Extracted data entries
>>>

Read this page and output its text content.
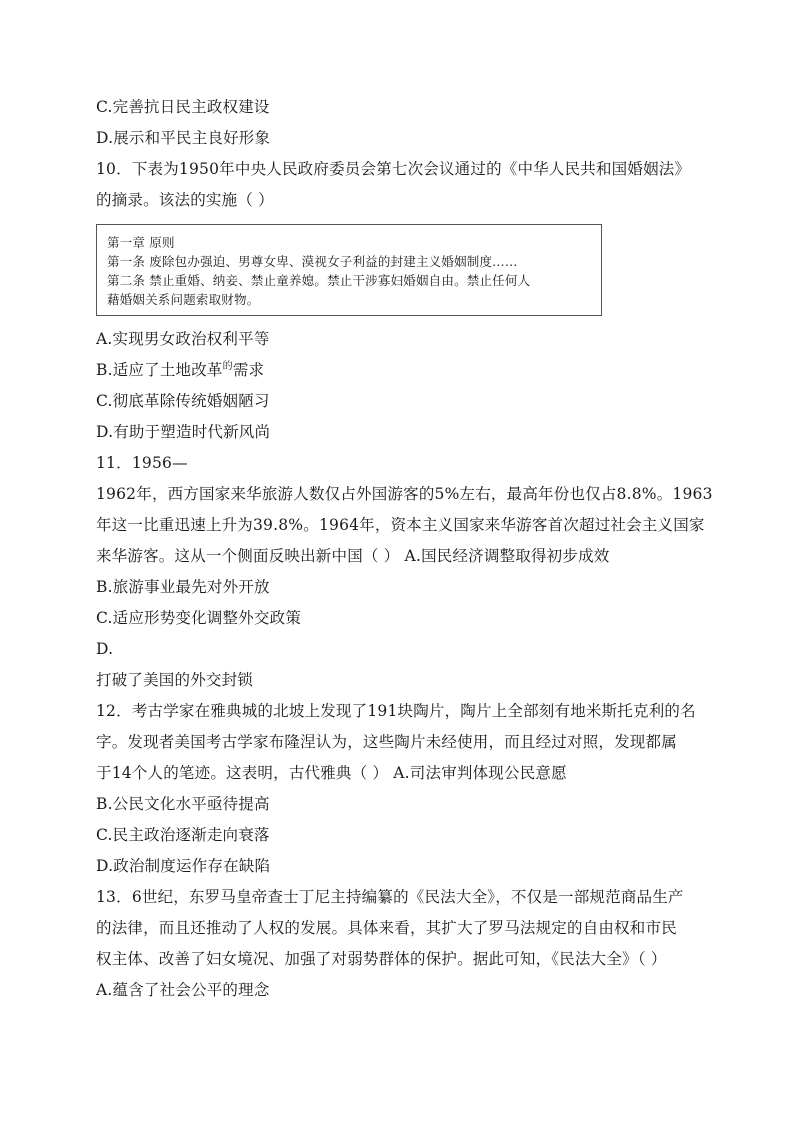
C.完善抗日民主政权建设
D.展示和平民主良好形象
10．下表为1950年中央人民政府委员会第七次会议通过的《中华人民共和国婚姻法》
的摘录。该法的实施（ ）
第一章 原则
第一条 废除包办强迫、男尊女卑、漠视女子利益的封建主义婚姻制度……
第二条 禁止重婚、纳妾、禁止童养媳。禁止干涉寡妇婚姻自由。禁止任何人
藉婚姻关系问题索取财物。
A.实现男女政治权利平等
B.适应了土地改革$^的$需求
C.彻底革除传统婚姻陋习
D.有助于塑造时代新风尚
11．1956—
1962年，西方国家来华旅游人数仅占外国游客的5%左右，最高年份也仅占8.8%。1963
年这一比重迅速上升为39.8%。1964年，资本主义国家来华游客首次超过社会主义国家
来华游客。这从一个侧面反映出新中国（ ） A.国民经济调整取得初步成效
B.旅游事业最先对外开放
C.适应形势变化调整外交政策
D.
打破了美国的外交封锁
12．考古学家在雅典城的北坡上发现了191块陶片，陶片上全部刻有地米斯托克利的名
字。发现者美国考古学家布隆涅认为，这些陶片未经使用，而且经过对照，发现都属
于14个人的笔迹。这表明，古代雅典（ ） A.司法审判体现公民意愿
B.公民文化水平亟待提高
C.民主政治逐渐走向衰落
D.政治制度运作存在缺陷
13．6世纪，东罗马皇帝查士丁尼主持编纂的《民法大全》，不仅是一部规范商品生产
的法律，而且还推动了人权的发展。具体来看，其扩大了罗马法规定的自由权和市民
权主体、改善了妇女境况、加强了对弱势群体的保护。据此可知，《民法大全》（ ）
A.蕴含了社会公平的理念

<<<

◆ **Problem statement**: Identify lines with the string "民法大全". Copy each one.

◆ **Exercise result**:
13．6世纪，东罗马皇帝查士丁尼主持编纂的《民法大全》，不仅是一部规范商品生产
权主体、改善了妇女境况、加强了对弱势群体的保护。据此可知，《民法大全》（ ）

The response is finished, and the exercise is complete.